Records provided start

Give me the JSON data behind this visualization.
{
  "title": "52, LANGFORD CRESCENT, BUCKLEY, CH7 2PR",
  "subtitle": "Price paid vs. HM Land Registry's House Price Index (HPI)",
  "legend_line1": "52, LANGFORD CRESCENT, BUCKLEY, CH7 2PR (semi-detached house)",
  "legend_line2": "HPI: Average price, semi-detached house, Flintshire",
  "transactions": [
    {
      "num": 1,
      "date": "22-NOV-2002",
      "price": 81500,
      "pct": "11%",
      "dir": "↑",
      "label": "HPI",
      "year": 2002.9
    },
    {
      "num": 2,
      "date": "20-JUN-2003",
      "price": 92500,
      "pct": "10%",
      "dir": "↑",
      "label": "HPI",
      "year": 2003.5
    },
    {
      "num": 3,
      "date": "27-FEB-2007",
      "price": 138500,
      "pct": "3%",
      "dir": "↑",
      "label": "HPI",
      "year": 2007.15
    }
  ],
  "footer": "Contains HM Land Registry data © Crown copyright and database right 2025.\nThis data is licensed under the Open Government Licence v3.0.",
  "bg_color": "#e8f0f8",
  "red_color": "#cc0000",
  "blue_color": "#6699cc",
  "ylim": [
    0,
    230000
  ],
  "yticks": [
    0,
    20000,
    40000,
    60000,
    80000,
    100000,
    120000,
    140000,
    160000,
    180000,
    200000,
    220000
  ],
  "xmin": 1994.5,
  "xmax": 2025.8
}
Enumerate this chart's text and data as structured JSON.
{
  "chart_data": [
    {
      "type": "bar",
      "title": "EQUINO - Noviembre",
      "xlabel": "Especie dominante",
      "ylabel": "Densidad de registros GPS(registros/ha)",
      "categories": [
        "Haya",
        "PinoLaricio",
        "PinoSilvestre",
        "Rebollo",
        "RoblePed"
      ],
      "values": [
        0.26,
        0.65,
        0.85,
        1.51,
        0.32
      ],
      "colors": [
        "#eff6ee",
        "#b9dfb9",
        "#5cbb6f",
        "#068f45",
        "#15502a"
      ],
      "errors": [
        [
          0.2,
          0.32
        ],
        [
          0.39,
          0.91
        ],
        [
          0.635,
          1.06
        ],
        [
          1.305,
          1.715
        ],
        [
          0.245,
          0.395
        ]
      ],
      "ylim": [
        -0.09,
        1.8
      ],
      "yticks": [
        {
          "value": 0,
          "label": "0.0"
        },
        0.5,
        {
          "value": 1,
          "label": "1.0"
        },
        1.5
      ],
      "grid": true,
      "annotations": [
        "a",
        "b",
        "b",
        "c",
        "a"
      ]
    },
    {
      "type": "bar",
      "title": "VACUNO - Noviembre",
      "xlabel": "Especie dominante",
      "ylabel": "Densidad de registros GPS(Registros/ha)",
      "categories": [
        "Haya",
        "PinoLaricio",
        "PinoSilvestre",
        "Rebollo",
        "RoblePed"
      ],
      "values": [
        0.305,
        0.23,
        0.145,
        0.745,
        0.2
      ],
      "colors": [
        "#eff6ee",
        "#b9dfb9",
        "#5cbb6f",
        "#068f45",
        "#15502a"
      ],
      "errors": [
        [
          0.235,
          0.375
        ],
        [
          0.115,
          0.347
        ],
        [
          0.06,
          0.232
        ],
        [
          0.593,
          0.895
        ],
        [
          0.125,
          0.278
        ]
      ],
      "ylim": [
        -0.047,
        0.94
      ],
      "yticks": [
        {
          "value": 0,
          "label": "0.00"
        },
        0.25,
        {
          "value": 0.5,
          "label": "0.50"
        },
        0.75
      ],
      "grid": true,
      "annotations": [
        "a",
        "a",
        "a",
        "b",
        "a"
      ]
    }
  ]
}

Records provided end

#### [What needs to be done]
How many of the listing's lines contain "LANGFORD"? Respond with a single number and nothing else.

#### [Result below]
2